- Work to be completed -
Take the records underneath and set them down exactly.

- Exercise material -
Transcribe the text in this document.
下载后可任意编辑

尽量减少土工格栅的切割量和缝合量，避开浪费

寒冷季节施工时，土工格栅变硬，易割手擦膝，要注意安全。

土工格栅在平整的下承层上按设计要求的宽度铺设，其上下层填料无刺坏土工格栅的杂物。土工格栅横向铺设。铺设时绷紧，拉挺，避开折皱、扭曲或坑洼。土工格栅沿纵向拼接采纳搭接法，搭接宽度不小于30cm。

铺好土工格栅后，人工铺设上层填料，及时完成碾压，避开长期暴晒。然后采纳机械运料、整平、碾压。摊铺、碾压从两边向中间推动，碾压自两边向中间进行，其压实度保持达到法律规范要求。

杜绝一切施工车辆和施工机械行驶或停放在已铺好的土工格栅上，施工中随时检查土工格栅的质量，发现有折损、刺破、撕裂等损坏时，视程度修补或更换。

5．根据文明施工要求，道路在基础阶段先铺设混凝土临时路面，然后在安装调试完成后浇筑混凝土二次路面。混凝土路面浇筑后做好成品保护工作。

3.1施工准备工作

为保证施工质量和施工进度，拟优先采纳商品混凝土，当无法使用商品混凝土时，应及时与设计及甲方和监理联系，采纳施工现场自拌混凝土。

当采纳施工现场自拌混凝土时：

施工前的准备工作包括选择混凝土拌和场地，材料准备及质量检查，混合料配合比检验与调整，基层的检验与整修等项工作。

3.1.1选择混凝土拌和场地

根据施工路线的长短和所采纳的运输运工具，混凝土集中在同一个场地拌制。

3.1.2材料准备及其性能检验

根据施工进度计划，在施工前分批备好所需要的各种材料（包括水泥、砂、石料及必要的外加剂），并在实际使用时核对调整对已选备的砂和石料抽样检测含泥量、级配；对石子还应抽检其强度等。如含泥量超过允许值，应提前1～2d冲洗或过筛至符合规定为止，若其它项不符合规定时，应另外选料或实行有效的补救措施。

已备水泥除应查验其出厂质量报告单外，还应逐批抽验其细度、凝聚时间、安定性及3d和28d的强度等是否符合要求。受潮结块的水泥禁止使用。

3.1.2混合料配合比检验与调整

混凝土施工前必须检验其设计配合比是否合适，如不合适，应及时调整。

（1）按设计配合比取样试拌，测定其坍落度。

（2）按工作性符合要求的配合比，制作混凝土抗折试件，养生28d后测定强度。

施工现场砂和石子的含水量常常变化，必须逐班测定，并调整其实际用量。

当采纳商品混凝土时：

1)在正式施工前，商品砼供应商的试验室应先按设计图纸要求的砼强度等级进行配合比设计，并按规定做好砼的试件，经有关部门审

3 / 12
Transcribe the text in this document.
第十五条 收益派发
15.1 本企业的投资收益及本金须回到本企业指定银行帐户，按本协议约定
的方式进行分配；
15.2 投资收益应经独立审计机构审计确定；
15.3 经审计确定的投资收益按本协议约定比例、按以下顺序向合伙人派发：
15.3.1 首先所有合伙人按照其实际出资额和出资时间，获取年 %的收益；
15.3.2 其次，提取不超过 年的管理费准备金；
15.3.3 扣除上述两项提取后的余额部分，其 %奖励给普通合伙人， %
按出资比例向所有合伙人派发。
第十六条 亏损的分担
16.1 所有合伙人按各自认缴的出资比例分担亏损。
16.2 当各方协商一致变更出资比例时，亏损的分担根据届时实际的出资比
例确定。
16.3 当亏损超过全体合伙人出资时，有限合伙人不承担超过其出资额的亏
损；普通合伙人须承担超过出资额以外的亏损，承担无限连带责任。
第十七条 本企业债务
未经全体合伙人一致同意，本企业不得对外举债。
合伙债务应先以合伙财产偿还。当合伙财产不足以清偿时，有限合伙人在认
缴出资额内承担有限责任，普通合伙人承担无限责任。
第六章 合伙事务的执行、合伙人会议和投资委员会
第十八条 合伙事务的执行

- Full output -
Transcribe the text in this document.
下载后可任意编辑

尽量减少土工格栅的切割量和缝合量，避开浪费

寒冷季节施工时，土工格栅变硬，易割手擦膝，要注意安全。

土工格栅在平整的下承层上按设计要求的宽度铺设，其上下层填料无刺坏土工格栅的杂物。土工格栅横向铺设。铺设时绷紧，拉挺，避开折皱、扭曲或坑洼。土工格栅沿纵向拼接采纳搭接法，搭接宽度不小于30cm。

铺好土工格栅后，人工铺设上层填料，及时完成碾压，避开长期暴晒。然后采纳机械运料、整平、碾压。摊铺、碾压从两边向中间推动，碾压自两边向中间进行，其压实度保持达到法律规范要求。

杜绝一切施工车辆和施工机械行驶或停放在已铺好的土工格栅上，施工中随时检查土工格栅的质量，发现有折损、刺破、撕裂等损坏时，视程度修补或更换。

5．根据文明施工要求，道路在基础阶段先铺设混凝土临时路面，然后在安装调试完成后浇筑混凝土二次路面。混凝土路面浇筑后做好成品保护工作。

3.1施工准备工作

为保证施工质量和施工进度，拟优先采纳商品混凝土，当无法使用商品混凝土时，应及时与设计及甲方和监理联系，采纳施工现场自拌混凝土。

当采纳施工现场自拌混凝土时：

施工前的准备工作包括选择混凝土拌和场地，材料准备及质量检查，混合料配合比检验与调整，基层的检验与整修等项工作。

3.1.1选择混凝土拌和场地

根据施工路线的长短和所采纳的运输运工具，混凝土集中在同一个场地拌制。

3.1.2材料准备及其性能检验

根据施工进度计划，在施工前分批备好所需要的各种材料（包括水泥、砂、石料及必要的外加剂），并在实际使用时核对调整对已选备的砂和石料抽样检测含泥量、级配；对石子还应抽检其强度等。如含泥量超过允许值，应提前1～2d冲洗或过筛至符合规定为止，若其它项不符合规定时，应另外选料或实行有效的补救措施。

已备水泥除应查验其出厂质量报告单外，还应逐批抽验其细度、凝聚时间、安定性及3d和28d的强度等是否符合要求。受潮结块的水泥禁止使用。

3.1.2混合料配合比检验与调整

混凝土施工前必须检验其设计配合比是否合适，如不合适，应及时调整。

（1）按设计配合比取样试拌，测定其坍落度。

（2）按工作性符合要求的配合比，制作混凝土抗折试件，养生28d后测定强度。

施工现场砂和石子的含水量常常变化，必须逐班测定，并调整其实际用量。

当采纳商品混凝土时：

1)在正式施工前，商品砼供应商的试验室应先按设计图纸要求的砼强度等级进行配合比设计，并按规定做好砼的试件，经有关部门审

3 / 12
Transcribe the text in this document.
第十五条 收益派发
15.1 本企业的投资收益及本金须回到本企业指定银行帐户，按本协议约定
的方式进行分配；
15.2 投资收益应经独立审计机构审计确定；
15.3 经审计确定的投资收益按本协议约定比例、按以下顺序向合伙人派发：
15.3.1 首先所有合伙人按照其实际出资额和出资时间，获取年 %的收益；
15.3.2 其次，提取不超过 年的管理费准备金；
15.3.3 扣除上述两项提取后的余额部分，其 %奖励给普通合伙人， %
按出资比例向所有合伙人派发。
第十六条 亏损的分担
16.1 所有合伙人按各自认缴的出资比例分担亏损。
16.2 当各方协商一致变更出资比例时，亏损的分担根据届时实际的出资比
例确定。
16.3 当亏损超过全体合伙人出资时，有限合伙人不承担超过其出资额的亏
损；普通合伙人须承担超过出资额以外的亏损，承担无限连带责任。
第十七条 本企业债务
未经全体合伙人一致同意，本企业不得对外举债。
合伙债务应先以合伙财产偿还。当合伙财产不足以清偿时，有限合伙人在认
缴出资额内承担有限责任，普通合伙人承担无限责任。
第六章 合伙事务的执行、合伙人会议和投资委员会
第十八条 合伙事务的执行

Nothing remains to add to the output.